**** GIVEN INFORMATION ****
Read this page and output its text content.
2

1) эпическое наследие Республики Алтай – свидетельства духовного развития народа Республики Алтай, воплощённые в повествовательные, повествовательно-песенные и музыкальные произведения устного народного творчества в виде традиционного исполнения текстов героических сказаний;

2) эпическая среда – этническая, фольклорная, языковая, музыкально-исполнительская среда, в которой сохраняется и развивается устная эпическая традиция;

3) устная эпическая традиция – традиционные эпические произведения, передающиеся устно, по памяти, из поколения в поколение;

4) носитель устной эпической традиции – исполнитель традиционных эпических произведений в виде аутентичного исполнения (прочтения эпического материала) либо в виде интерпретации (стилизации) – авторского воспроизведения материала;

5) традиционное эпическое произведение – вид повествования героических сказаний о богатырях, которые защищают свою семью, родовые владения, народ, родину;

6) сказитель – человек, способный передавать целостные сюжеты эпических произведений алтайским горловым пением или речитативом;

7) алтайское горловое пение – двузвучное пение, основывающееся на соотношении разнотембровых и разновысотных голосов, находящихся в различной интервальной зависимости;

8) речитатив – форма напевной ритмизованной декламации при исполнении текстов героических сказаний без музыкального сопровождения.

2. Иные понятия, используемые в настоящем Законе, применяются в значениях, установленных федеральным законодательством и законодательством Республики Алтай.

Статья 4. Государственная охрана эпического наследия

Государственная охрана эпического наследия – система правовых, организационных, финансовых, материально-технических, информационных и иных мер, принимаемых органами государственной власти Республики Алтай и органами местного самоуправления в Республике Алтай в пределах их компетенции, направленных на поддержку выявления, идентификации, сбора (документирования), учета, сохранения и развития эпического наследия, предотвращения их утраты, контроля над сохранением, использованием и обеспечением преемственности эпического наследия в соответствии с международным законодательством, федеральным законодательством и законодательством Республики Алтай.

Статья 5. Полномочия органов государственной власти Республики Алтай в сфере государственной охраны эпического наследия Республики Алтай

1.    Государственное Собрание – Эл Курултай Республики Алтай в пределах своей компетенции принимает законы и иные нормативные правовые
****
PROBLEM TO WORK ON: Tally how many lines of the data include the word "Статья". Write the number and nothing else.

CORRECT OUTPUT: 2